- _Selected extract_
=====

I figured there had to be an easy solution using awk, so I grabbed the first SO thread I saw and ran with it.

$ awk '!seen[$0]++' README.md

This one’s particularly opaque. Before using it, lets see how it works.

seen[$0] creates an entry in the seen associative array whose key is the current line, $0. seen isn’t a magic array; it’s just easy convention. qqq[$0] achieves the same results.
x++ post-increments the value. That means the value will stay the same for this operation, but increases immediately afterward.
!x negates the following statement, which, in this case, will stop awk from doing anything.

Normally awk prints every line. In this script, the first time awk sees a line, seen[$0] will be empty, so the post-increment will coerce it to a number after the operation completes. However, at the moment, it’s empty, and the post-increment waits for any preceding operations, so the empty value is negated and then coerced to a number.

=====

- _Work to be completed_
Retype the passage on removing duplicate lines with awk from "x++ post-increments the" up to and including "to a number.".

=====

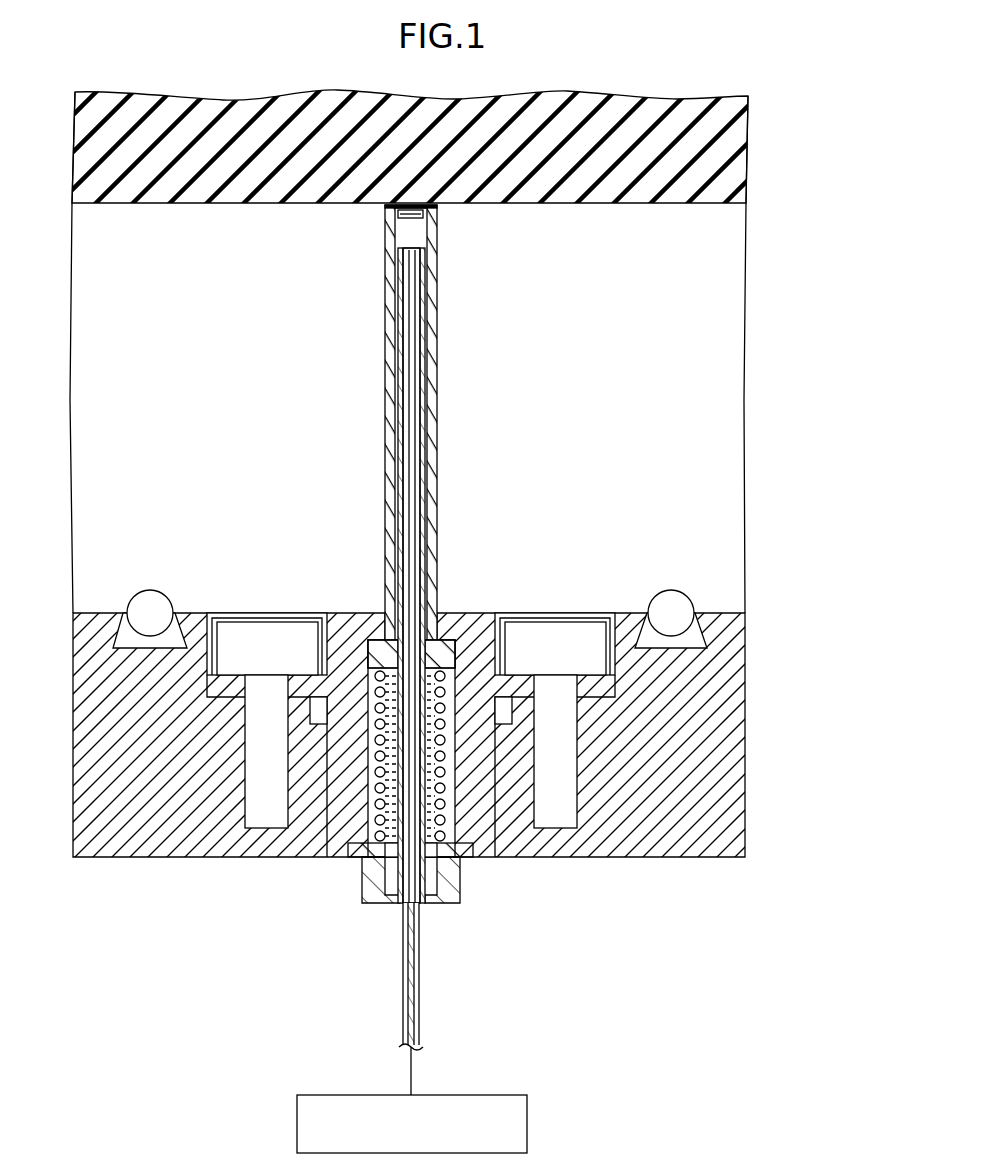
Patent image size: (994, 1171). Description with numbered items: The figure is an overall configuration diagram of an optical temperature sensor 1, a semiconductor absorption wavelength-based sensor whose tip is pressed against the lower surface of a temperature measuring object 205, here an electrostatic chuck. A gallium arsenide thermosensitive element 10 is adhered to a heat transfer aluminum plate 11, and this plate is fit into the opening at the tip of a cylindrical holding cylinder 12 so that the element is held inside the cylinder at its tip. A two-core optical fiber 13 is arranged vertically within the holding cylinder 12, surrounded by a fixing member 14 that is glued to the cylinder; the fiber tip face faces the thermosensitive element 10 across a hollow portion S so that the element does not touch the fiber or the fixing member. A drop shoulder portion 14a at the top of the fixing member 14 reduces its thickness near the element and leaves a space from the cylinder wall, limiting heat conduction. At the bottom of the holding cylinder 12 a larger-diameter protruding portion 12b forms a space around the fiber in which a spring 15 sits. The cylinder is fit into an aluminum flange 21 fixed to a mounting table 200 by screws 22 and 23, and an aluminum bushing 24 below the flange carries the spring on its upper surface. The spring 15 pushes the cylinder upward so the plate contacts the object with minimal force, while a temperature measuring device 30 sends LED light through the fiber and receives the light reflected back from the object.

The optical temperature sensor 1 is at (334, 377).
The thermosensitive element 10 is at (408, 219).
The heat transfer aluminum plate 11 is at (394, 207).
The holding cylinder 12 is at (437, 387).
The protruding portion 12b is at (450, 645).
The optical fiber 13 is at (418, 1021).
The fixing member 14 is at (428, 311).
The drop shoulder portion 14a is at (428, 281).
The spring 15 is at (366, 845).
The flange 21 is at (345, 630).
The screw 22 is at (552, 635).
The screw 23 is at (268, 635).
The bushing 24 is at (460, 882).
The temperature measuring device 30 is at (527, 1125).
The mounting table 200 is at (745, 768).
The temperature measuring object 205 is at (750, 153).
The hollow portion S is at (415, 238).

=====

- _Task solution_
x++ post-increments the value. That means the value will stay the same for this operation, but increases immediately afterward.
!x negates the following statement, which, in this case, will stop awk from doing anything.

Normally awk prints every line. In this script, the first time awk sees a line, seen[$0] will be empty, so the post-increment will coerce it to a number after the operation completes. However, at the moment, it’s empty, and the post-increment waits for any preceding operations, so the empty value is negated and then coerced to a number.